(WHAT THE TASK REQUIRES) Track down each line that has the word "values" and copy it.

(THE DATA)
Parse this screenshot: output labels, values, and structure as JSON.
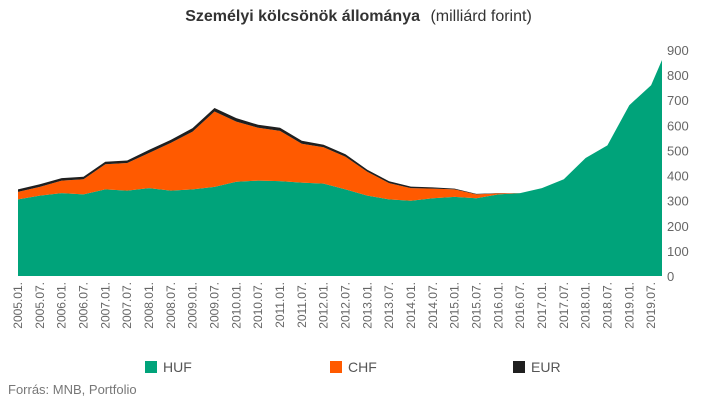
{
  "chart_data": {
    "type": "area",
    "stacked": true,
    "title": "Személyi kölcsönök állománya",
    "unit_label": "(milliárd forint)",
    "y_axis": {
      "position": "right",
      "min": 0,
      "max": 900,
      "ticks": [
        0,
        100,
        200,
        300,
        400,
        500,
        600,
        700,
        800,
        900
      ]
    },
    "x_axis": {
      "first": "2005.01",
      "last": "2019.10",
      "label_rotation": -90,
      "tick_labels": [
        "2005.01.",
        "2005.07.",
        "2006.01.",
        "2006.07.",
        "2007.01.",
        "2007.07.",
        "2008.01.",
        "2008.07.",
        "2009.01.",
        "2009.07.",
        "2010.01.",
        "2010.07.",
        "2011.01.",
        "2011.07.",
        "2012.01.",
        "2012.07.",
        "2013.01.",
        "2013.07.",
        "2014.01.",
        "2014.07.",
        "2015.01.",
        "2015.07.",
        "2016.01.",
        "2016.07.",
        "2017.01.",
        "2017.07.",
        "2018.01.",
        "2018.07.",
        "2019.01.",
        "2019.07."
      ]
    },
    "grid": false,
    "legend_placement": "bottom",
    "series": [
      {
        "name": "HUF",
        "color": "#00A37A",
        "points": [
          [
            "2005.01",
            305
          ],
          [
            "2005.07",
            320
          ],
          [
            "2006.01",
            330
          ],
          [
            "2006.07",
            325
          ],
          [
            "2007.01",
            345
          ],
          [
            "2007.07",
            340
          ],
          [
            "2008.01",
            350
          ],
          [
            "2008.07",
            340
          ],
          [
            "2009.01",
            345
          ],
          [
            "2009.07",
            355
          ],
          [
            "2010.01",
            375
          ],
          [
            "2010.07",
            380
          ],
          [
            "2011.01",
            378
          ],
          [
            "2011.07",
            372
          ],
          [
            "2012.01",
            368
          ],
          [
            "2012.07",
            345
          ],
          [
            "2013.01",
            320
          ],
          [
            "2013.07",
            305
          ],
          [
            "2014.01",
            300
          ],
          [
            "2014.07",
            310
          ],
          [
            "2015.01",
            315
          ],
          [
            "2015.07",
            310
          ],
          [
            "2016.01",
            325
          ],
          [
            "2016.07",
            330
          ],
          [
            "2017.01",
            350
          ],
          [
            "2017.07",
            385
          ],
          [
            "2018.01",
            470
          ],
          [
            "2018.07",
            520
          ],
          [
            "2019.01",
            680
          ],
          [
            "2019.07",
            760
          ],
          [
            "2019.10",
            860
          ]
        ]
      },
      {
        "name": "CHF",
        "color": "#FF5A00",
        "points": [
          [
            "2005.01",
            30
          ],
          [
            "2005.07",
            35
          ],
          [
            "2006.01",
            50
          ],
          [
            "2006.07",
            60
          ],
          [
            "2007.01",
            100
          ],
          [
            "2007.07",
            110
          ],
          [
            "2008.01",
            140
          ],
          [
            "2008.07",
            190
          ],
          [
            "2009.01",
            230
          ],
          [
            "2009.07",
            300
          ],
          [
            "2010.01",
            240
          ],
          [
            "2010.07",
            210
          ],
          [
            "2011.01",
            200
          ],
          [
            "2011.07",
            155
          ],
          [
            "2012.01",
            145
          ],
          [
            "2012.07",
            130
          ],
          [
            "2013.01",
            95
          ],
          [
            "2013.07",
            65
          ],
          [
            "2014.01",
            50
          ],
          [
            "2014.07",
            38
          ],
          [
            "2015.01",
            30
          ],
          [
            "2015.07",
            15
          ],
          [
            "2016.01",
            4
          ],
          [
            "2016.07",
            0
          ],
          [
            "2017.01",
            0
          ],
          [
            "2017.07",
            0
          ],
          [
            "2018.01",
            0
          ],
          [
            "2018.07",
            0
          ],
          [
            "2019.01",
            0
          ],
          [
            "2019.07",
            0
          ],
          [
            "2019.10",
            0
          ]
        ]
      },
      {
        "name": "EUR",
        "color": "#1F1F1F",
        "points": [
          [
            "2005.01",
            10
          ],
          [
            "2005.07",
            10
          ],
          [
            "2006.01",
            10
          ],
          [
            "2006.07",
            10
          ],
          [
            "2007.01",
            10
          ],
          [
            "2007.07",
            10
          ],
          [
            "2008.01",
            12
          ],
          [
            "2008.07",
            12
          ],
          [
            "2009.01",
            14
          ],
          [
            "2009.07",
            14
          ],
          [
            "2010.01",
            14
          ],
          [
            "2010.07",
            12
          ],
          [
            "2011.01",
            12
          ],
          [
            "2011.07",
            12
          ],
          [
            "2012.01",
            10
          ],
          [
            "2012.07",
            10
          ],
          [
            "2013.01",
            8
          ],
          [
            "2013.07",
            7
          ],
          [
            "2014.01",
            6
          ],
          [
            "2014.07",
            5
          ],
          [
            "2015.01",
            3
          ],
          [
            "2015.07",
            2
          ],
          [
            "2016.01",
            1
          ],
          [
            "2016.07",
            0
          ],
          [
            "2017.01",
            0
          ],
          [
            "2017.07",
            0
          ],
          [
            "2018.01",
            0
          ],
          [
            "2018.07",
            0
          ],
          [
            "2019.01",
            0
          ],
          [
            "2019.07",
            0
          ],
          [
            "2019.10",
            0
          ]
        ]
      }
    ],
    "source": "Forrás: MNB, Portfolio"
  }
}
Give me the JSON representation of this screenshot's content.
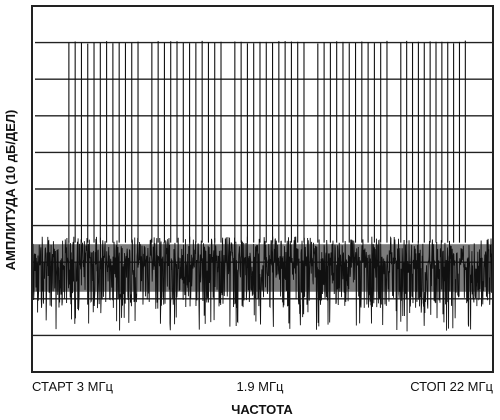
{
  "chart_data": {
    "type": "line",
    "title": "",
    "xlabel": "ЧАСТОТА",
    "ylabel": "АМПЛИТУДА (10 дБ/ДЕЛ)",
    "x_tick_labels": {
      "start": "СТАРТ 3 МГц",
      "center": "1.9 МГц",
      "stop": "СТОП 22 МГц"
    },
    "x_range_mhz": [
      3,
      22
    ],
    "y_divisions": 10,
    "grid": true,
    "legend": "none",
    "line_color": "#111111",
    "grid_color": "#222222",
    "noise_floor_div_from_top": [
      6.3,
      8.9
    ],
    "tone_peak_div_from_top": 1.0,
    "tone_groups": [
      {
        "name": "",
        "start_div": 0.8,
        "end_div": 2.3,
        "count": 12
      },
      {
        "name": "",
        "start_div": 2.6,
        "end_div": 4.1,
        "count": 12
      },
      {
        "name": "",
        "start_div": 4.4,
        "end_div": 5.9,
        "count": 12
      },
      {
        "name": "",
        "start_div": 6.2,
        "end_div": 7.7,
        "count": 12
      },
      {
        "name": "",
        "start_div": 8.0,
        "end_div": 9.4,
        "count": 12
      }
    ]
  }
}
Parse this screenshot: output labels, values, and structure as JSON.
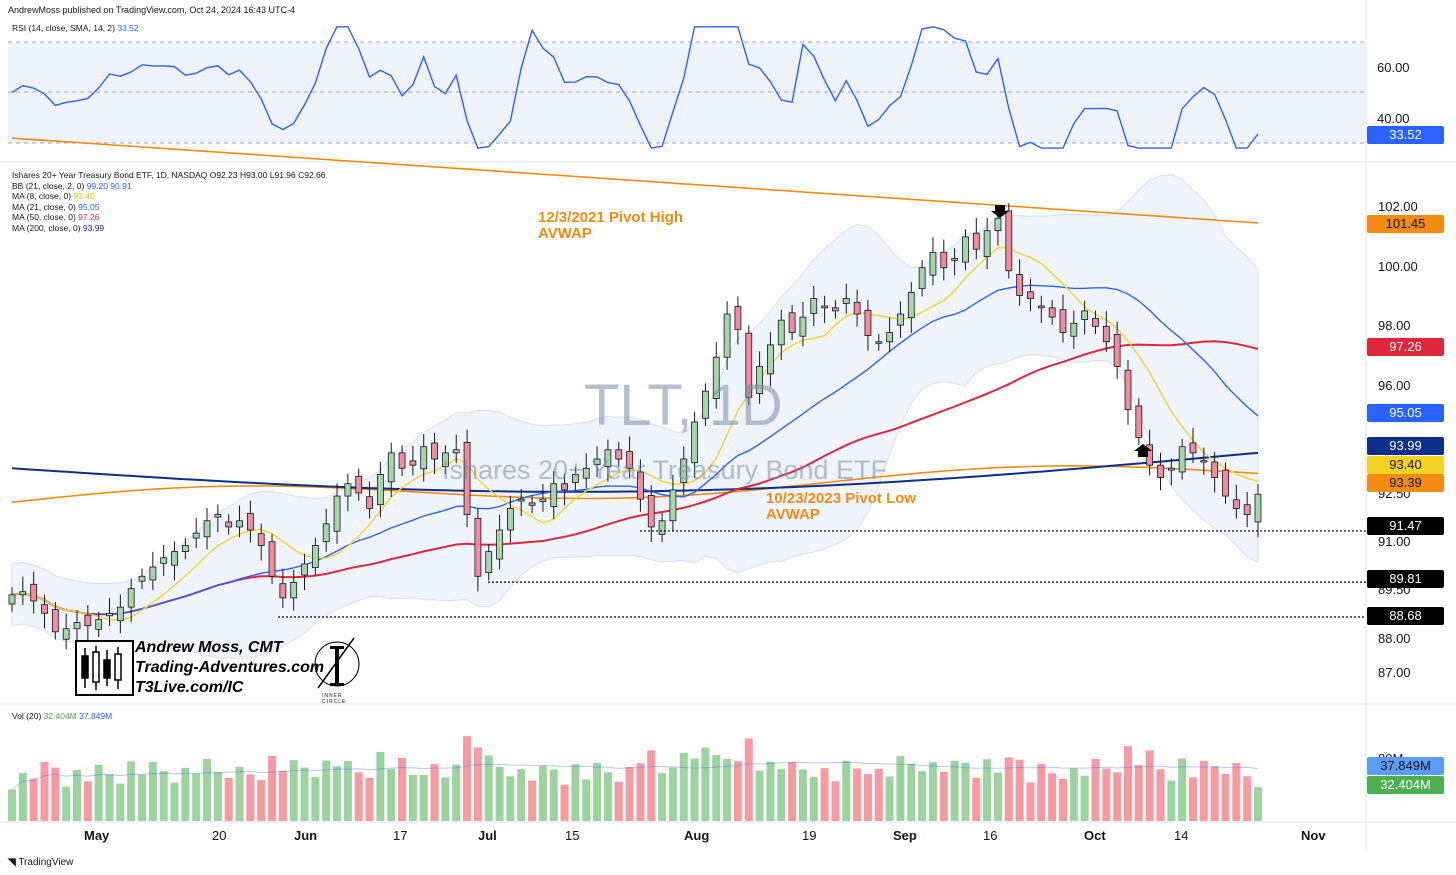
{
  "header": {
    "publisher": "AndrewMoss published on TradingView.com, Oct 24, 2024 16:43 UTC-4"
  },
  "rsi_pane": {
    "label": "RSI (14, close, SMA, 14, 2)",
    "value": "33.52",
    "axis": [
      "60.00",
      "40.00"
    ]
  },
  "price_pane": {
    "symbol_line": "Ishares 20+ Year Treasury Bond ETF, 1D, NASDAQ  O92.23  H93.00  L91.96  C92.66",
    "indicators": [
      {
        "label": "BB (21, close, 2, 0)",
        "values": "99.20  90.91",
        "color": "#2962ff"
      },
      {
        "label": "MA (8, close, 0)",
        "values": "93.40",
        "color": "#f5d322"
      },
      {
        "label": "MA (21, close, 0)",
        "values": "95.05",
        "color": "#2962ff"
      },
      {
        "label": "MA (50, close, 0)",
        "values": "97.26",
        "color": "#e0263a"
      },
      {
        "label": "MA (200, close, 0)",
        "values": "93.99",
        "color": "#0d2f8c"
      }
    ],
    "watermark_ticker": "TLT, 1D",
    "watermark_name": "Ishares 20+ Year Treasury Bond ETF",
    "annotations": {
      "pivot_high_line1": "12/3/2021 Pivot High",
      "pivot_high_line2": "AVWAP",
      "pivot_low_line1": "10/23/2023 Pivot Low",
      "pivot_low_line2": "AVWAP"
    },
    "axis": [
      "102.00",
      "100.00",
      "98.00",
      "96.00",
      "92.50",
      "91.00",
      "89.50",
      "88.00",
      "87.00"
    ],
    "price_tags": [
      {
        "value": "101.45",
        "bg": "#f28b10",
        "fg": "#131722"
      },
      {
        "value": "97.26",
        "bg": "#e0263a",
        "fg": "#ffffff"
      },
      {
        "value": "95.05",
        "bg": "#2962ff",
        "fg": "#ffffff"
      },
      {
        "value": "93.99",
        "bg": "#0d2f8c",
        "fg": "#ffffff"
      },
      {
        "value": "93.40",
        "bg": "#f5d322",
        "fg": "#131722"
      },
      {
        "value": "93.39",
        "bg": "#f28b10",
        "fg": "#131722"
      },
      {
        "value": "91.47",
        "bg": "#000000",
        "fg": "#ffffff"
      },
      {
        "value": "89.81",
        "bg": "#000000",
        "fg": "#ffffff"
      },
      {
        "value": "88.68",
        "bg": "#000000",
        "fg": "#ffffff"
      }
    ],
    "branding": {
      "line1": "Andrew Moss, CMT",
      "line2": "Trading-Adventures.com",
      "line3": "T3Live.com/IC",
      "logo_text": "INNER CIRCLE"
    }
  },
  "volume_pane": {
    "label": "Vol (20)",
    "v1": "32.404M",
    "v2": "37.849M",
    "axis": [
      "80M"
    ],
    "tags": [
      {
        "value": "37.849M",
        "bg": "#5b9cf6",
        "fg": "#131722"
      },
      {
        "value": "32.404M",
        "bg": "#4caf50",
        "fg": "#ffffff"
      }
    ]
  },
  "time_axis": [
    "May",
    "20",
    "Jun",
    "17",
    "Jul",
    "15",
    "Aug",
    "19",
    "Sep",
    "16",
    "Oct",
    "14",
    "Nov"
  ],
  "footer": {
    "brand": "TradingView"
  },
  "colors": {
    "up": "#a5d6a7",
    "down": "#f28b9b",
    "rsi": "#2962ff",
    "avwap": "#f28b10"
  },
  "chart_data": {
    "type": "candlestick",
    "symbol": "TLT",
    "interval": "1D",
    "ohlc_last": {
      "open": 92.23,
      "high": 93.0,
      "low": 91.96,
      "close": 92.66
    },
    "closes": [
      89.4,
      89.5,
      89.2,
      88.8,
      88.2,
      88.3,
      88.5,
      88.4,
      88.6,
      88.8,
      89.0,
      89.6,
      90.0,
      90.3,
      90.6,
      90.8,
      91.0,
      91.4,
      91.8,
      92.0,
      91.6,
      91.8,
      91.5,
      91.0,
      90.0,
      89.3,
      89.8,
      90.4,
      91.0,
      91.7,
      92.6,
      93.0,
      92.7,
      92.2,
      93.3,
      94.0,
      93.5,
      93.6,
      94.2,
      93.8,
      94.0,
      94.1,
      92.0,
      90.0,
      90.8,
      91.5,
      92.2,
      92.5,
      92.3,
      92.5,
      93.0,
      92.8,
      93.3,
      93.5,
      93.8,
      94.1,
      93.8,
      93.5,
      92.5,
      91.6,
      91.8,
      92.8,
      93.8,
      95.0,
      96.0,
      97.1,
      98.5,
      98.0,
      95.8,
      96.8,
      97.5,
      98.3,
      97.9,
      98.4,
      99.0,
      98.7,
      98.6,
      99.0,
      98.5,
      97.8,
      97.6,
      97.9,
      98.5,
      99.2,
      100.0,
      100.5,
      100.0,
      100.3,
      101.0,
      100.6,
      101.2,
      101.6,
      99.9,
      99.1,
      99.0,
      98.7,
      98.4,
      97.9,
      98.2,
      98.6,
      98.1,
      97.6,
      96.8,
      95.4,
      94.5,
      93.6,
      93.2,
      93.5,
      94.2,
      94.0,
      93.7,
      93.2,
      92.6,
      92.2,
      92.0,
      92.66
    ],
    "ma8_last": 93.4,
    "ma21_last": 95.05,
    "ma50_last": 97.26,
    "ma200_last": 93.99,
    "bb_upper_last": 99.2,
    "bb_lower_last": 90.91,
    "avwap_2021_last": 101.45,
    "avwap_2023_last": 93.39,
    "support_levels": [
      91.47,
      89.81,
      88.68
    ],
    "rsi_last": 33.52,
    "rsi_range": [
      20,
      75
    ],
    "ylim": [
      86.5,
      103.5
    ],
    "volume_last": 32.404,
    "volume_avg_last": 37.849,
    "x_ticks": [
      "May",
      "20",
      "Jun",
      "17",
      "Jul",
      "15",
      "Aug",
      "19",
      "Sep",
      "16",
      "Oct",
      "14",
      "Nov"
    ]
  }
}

(RIGHT ANSWER)
Parse this screenshot: output labels, values, and structure as JSON.
Parse this screenshot: output labels, values, and structure as JSON.
        "values": "99.20  90.91",
        "values": "93.40",
        "values": "95.05",
        "values": "97.26",
        "values": "93.99",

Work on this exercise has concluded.